§ Data:

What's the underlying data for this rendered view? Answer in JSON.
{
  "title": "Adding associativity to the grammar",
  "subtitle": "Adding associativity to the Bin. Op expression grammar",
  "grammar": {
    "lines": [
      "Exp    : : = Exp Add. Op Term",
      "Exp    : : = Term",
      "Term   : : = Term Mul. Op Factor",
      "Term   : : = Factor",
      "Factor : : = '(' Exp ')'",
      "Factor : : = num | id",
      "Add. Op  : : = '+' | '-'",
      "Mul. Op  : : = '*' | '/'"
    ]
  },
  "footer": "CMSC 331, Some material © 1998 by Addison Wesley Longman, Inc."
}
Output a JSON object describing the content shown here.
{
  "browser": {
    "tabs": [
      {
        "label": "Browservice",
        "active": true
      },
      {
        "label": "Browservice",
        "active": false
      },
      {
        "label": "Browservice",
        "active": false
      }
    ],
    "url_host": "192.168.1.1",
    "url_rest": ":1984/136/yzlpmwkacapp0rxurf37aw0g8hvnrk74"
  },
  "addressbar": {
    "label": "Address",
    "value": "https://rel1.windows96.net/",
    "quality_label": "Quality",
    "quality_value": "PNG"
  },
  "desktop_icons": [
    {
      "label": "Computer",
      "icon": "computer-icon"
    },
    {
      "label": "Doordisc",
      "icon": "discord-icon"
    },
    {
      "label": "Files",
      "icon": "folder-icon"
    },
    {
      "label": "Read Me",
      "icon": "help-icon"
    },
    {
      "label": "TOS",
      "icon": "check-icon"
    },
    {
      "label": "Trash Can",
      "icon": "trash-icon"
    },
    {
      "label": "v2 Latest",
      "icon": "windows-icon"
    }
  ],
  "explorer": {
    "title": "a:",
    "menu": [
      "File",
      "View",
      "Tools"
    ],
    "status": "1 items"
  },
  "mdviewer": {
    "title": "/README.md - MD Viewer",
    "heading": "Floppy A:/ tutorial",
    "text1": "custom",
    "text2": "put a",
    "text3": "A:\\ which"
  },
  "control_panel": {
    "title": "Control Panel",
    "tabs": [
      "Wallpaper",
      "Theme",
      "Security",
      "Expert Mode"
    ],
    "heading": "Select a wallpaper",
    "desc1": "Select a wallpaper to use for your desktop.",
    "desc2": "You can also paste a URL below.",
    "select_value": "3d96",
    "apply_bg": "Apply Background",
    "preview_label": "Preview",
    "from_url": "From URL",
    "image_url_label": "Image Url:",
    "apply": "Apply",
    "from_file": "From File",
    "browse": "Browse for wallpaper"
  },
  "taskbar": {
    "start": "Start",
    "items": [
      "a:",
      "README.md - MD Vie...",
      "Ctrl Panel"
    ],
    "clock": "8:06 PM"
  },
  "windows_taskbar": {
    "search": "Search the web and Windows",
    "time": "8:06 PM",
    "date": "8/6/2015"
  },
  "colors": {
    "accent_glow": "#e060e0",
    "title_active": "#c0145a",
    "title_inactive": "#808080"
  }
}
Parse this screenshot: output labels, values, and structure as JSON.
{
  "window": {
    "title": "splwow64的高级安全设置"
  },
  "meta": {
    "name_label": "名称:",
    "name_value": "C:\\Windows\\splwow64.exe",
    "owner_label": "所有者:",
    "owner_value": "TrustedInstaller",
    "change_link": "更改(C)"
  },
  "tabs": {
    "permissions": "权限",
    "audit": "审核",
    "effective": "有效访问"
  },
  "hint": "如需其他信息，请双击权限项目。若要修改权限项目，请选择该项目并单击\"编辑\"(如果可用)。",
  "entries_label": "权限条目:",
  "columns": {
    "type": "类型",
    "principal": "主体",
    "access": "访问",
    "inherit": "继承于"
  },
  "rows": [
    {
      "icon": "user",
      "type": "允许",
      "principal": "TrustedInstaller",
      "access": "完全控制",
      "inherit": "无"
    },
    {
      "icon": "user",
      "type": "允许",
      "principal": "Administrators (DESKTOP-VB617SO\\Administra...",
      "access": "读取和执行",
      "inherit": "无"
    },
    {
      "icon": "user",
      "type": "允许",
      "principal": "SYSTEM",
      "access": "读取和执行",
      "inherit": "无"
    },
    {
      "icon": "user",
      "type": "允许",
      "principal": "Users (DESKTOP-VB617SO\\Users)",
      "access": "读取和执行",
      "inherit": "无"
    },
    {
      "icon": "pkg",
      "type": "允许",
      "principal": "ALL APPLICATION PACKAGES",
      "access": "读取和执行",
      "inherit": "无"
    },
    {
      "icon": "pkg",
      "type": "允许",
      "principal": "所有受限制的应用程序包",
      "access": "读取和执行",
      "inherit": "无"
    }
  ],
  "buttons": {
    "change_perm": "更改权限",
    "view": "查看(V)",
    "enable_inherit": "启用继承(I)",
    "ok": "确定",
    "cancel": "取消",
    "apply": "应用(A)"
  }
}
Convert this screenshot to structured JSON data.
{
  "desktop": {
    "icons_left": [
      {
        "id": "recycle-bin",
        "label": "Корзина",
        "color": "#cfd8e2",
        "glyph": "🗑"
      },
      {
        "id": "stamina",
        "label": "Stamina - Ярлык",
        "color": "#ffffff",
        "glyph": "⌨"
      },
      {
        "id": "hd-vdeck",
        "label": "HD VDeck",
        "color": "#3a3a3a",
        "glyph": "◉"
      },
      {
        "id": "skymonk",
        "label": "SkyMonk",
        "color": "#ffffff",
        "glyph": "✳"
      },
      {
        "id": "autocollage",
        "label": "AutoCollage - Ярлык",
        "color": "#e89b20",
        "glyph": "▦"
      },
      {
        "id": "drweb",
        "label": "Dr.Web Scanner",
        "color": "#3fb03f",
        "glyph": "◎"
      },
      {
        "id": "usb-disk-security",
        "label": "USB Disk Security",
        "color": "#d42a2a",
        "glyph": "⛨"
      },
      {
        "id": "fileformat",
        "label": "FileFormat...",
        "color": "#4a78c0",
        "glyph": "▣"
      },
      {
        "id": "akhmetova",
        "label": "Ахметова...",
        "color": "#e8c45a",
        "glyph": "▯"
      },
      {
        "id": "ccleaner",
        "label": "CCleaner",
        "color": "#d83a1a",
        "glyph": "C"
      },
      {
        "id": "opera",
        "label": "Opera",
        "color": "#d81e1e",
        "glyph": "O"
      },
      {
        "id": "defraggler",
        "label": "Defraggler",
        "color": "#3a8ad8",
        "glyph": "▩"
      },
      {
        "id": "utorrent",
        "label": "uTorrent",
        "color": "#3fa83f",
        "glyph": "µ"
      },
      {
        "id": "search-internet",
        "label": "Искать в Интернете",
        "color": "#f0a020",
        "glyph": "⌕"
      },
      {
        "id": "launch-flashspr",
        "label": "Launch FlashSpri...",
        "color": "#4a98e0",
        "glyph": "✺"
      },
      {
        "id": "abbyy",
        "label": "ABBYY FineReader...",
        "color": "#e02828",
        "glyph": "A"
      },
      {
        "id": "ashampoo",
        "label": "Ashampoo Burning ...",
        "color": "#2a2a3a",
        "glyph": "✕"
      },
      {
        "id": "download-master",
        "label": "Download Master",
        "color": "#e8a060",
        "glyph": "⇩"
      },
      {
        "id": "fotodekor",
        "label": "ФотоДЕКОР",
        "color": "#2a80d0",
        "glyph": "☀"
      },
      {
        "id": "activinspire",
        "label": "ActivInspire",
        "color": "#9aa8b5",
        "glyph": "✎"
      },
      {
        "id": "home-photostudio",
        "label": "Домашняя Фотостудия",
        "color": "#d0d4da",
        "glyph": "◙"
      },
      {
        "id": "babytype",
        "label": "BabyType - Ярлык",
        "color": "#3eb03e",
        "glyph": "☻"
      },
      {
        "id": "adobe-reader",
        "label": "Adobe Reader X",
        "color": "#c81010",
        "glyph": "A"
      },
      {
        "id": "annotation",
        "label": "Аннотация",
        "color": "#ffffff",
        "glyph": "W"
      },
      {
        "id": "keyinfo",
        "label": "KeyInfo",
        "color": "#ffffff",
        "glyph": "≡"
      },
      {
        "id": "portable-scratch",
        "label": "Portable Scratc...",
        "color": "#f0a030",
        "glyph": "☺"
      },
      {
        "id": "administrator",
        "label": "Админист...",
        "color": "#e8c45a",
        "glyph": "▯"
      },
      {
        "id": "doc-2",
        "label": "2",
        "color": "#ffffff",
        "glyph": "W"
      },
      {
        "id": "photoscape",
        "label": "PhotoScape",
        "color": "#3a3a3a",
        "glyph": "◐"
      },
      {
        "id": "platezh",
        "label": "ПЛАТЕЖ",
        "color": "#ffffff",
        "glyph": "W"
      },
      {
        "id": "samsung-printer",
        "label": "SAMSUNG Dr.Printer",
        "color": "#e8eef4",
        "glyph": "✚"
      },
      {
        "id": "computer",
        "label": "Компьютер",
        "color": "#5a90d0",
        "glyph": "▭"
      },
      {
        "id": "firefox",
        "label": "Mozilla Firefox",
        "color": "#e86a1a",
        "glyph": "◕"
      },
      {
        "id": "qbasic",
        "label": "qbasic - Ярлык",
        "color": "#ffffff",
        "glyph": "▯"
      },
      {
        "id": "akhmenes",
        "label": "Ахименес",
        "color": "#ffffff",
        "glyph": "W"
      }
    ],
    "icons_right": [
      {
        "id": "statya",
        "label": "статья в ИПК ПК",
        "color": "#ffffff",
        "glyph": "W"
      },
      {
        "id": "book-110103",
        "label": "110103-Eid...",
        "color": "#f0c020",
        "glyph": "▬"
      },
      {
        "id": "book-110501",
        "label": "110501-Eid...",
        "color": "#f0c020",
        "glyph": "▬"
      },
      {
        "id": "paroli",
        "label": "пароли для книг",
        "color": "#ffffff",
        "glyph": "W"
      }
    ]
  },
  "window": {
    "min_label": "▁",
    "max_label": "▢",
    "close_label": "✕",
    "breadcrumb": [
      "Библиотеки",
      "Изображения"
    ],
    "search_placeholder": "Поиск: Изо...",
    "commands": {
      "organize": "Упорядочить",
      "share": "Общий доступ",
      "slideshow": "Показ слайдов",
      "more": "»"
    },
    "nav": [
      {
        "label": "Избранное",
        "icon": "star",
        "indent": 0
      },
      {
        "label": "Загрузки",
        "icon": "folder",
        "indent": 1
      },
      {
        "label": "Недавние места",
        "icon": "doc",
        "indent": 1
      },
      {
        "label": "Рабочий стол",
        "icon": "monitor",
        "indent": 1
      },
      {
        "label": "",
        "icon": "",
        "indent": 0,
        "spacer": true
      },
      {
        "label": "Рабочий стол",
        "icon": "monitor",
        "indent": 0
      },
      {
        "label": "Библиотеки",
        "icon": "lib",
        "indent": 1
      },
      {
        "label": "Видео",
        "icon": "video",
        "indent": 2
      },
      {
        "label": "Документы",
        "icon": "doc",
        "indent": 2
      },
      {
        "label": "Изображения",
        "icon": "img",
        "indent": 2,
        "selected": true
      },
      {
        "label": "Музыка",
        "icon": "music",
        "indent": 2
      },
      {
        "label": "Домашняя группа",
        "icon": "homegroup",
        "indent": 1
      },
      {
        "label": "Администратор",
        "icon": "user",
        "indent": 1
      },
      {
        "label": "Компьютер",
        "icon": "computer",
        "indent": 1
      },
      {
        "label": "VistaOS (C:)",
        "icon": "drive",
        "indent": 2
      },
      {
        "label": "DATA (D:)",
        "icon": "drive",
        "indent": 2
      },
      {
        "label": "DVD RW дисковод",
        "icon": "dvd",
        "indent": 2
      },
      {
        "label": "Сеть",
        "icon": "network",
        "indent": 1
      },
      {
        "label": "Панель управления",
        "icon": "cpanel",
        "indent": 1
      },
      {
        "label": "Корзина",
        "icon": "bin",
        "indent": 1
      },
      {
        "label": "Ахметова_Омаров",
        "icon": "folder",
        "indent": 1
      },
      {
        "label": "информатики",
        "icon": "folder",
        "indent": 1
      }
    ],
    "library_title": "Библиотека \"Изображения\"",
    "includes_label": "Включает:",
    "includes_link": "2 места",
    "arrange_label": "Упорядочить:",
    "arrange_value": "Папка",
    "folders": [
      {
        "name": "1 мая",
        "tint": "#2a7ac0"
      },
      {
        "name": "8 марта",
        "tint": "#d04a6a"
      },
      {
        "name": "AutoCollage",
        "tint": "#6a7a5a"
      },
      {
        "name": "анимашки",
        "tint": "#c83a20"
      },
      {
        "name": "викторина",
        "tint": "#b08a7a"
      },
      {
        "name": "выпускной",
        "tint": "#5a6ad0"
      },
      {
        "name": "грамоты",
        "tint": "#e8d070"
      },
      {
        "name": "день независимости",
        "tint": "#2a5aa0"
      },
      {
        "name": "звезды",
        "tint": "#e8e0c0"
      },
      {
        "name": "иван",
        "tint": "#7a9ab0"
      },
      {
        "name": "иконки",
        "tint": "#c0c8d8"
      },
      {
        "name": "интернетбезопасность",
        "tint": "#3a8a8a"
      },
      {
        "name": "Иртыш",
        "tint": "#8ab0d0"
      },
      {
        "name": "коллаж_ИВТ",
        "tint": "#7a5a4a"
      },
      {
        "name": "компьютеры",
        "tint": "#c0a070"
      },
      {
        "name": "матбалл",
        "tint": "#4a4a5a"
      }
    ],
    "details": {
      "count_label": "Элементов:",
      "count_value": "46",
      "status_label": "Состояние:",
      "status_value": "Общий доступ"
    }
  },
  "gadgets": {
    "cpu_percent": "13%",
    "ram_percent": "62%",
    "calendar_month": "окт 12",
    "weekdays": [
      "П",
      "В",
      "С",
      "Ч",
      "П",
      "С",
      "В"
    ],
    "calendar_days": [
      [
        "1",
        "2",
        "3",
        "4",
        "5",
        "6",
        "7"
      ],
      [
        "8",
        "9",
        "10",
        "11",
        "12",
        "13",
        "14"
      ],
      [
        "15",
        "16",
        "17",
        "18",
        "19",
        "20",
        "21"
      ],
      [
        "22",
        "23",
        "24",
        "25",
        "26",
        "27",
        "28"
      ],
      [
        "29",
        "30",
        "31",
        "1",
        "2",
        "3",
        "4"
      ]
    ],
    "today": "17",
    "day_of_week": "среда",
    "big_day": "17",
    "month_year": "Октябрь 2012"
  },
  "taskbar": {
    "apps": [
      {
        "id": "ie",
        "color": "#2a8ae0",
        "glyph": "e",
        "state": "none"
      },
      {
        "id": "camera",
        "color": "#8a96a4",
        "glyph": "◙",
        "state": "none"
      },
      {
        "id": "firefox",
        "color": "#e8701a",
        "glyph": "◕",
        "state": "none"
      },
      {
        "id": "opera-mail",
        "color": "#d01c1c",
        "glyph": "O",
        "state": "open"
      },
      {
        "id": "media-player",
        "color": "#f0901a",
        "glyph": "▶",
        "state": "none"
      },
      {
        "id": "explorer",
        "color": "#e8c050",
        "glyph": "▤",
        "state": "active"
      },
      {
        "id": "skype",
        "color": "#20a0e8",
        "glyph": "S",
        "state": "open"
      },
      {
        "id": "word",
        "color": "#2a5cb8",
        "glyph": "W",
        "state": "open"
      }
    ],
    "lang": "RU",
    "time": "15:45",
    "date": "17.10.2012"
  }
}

§ What this task involves: Each line with the string "места" in it needs to be found and copied.

§ Finished exercise:
        "label": "Недавние места",
    "includes_link": "2 места",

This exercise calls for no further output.